DESCRIPTION OF THE TASK — Copy out each line featuring the string "change" from the entries beneath.

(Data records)
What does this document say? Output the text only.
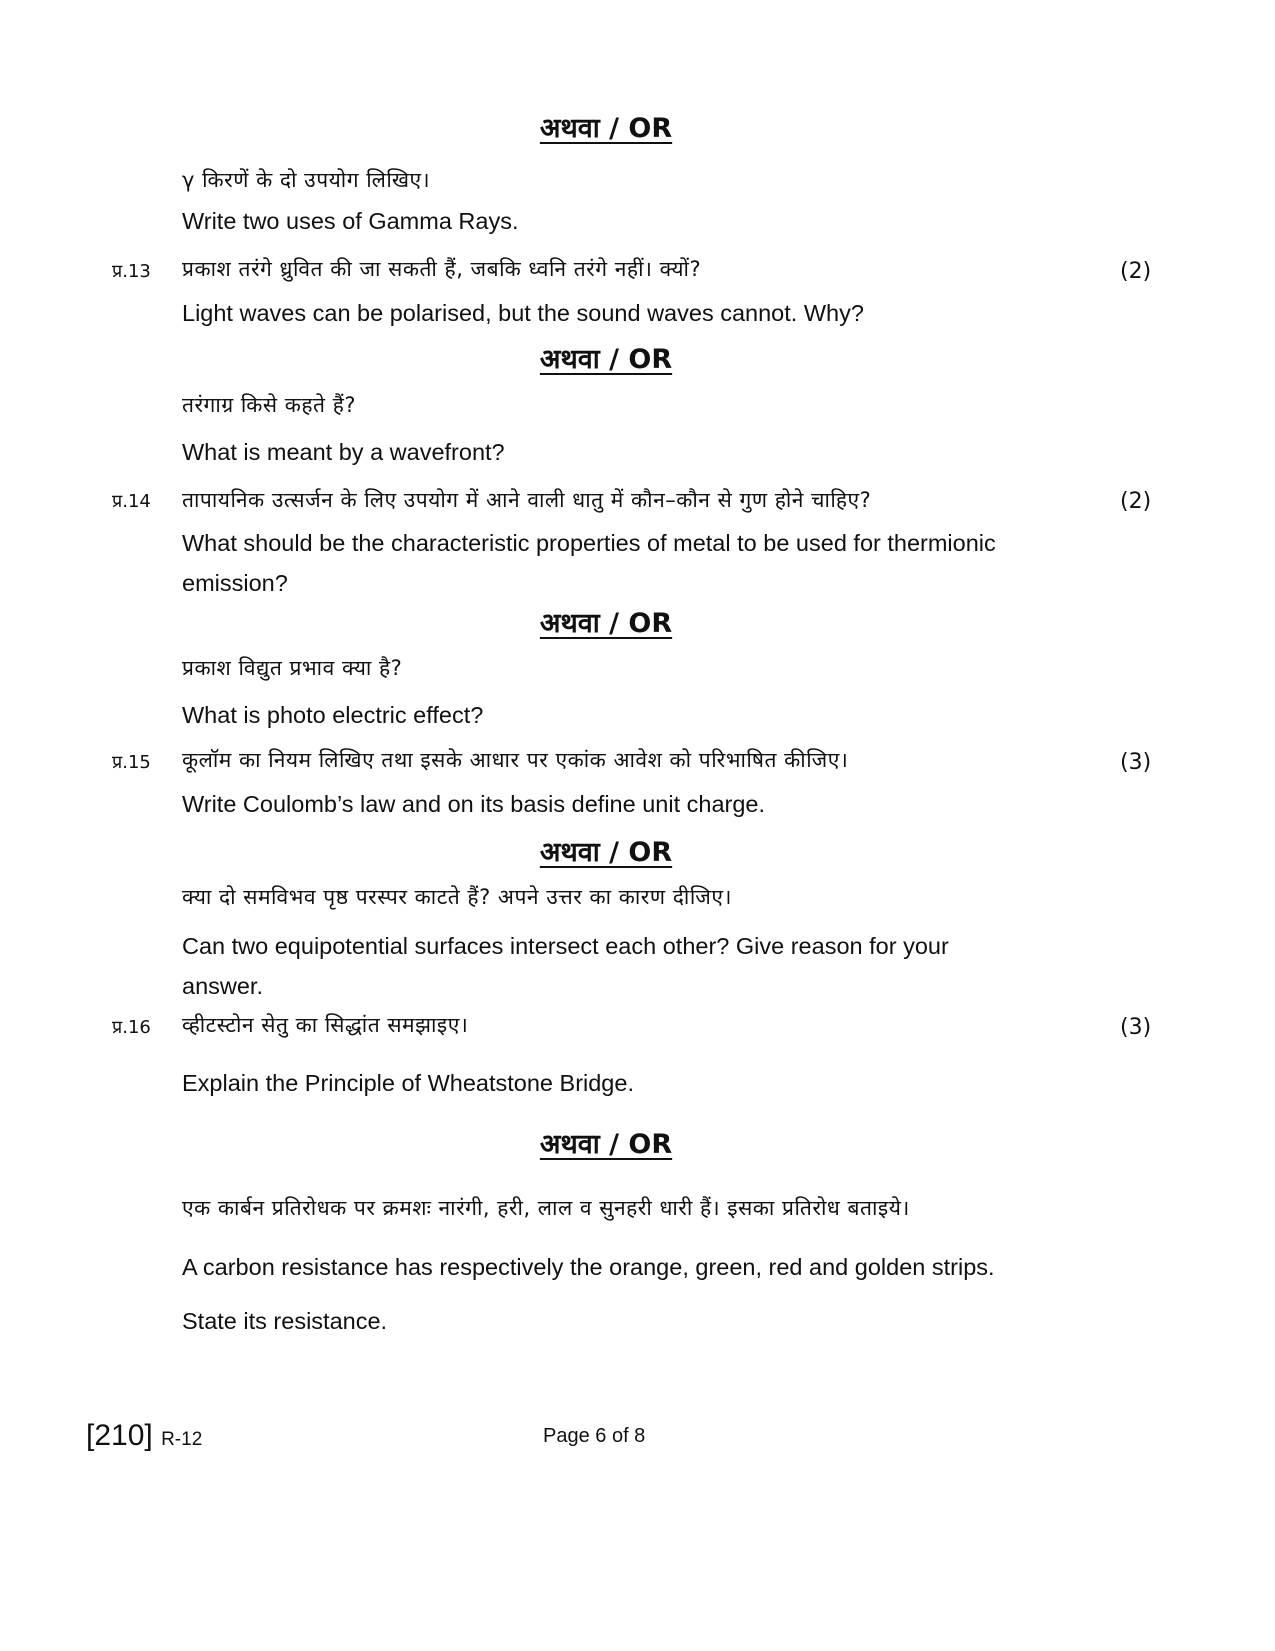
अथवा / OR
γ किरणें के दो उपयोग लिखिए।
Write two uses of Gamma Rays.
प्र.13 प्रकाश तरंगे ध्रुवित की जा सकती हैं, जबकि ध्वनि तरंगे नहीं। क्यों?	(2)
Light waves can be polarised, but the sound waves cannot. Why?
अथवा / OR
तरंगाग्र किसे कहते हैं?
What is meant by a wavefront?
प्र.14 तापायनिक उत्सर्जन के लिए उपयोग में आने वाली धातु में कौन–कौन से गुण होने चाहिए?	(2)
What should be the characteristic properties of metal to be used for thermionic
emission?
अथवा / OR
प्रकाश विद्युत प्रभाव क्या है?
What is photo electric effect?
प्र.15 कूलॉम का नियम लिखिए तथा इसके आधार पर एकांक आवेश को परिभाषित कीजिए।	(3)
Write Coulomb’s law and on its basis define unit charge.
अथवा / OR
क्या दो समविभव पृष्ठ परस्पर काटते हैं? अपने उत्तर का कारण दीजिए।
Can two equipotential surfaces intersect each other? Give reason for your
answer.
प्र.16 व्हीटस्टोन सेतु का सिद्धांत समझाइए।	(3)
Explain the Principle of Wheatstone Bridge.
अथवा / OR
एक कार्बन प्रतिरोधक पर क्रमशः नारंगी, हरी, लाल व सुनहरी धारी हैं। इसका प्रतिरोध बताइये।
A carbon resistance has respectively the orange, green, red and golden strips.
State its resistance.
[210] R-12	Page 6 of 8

==

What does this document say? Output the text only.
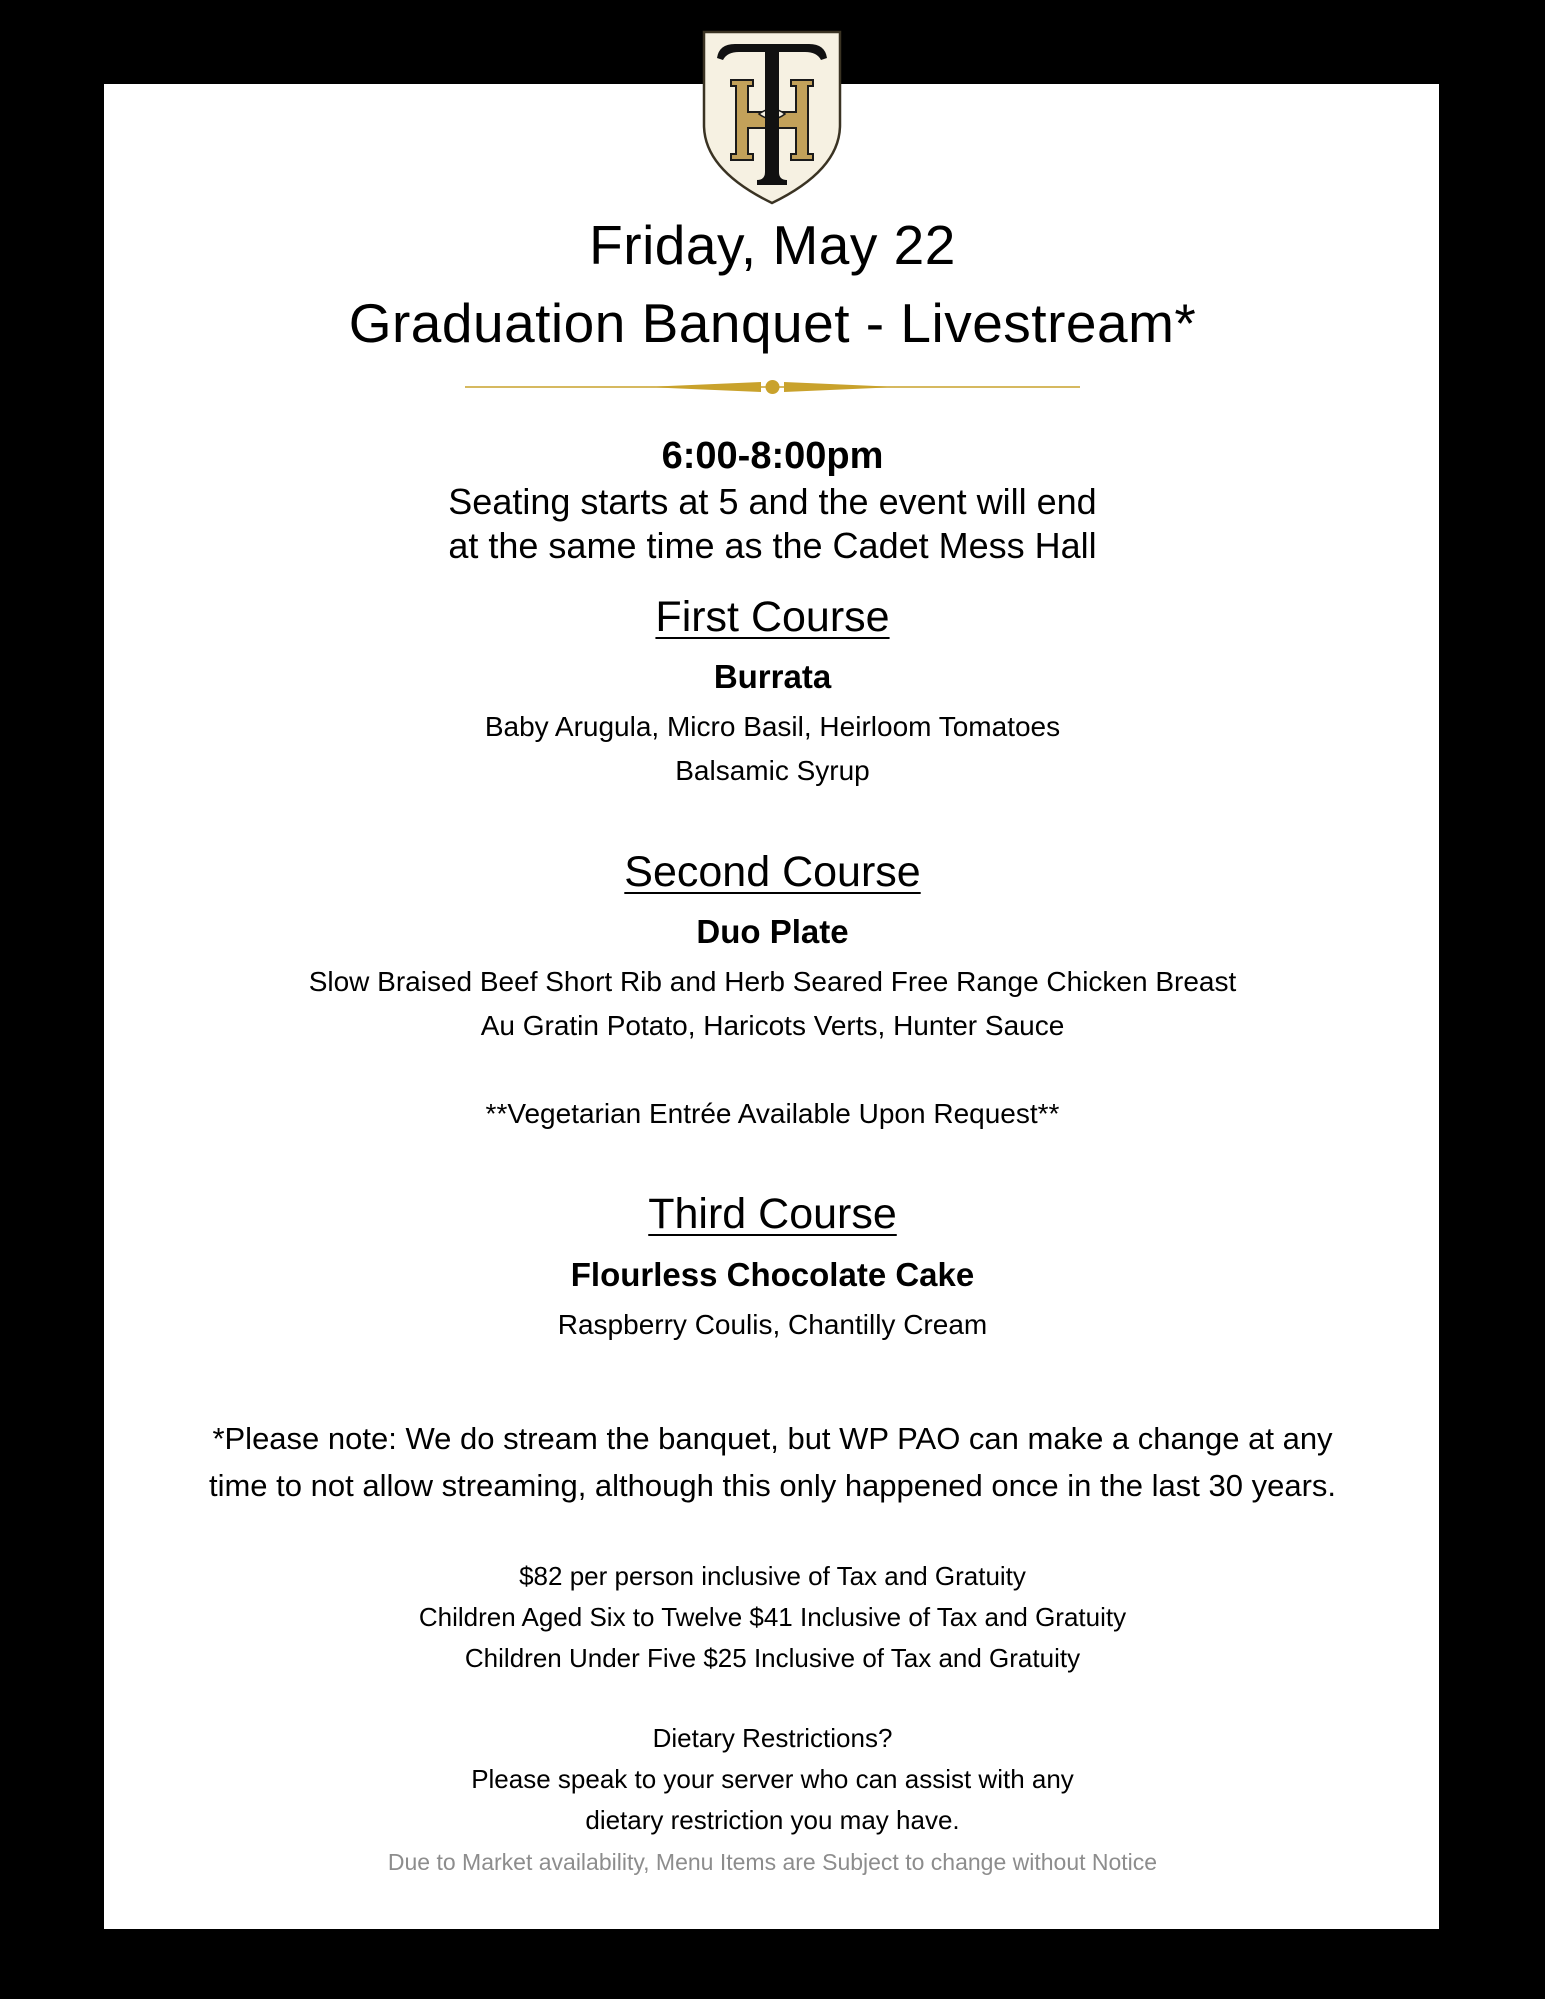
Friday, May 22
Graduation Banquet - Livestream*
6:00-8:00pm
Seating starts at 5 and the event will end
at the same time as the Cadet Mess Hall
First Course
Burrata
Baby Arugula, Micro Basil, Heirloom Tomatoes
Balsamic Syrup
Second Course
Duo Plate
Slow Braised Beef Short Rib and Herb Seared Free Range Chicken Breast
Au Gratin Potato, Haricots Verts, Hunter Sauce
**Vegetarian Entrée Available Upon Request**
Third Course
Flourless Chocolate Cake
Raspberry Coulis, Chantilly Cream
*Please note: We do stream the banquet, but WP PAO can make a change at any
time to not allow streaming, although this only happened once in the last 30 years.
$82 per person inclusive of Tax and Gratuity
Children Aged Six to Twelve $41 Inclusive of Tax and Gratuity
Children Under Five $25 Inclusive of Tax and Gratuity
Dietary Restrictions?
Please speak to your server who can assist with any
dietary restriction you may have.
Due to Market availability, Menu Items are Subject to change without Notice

RESPONSE FOR THIS EXERCISE —
*Please note: We do stream the banquet, but WP PAO can make a change at any
Due to Market availability, Menu Items are Subject to change without Notice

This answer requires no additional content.